Saved entries
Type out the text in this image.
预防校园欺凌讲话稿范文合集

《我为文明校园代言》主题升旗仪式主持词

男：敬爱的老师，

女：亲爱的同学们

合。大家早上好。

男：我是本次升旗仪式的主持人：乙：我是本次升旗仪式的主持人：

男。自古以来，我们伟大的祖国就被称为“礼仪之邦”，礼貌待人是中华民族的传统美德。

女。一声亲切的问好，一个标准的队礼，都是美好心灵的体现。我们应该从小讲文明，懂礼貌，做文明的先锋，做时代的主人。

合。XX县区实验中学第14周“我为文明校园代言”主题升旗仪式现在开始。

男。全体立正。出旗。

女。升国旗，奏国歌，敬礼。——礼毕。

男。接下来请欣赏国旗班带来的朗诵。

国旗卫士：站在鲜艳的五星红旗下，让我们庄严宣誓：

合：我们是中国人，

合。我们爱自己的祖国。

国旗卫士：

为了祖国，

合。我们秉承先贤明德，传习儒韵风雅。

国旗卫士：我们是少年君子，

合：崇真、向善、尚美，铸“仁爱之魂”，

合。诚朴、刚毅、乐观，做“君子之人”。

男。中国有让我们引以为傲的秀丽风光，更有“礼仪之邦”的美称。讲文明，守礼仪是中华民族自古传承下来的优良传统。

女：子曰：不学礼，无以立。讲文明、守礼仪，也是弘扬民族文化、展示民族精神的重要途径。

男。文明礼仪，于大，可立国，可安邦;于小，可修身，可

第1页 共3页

What the task asks: Copy every line of the listing containing the string "国旗卫士".

Expected output:
国旗卫士：站在鲜艳的五星红旗下，让我们庄严宣誓：
国旗卫士：
国旗卫士：我们是少年君子，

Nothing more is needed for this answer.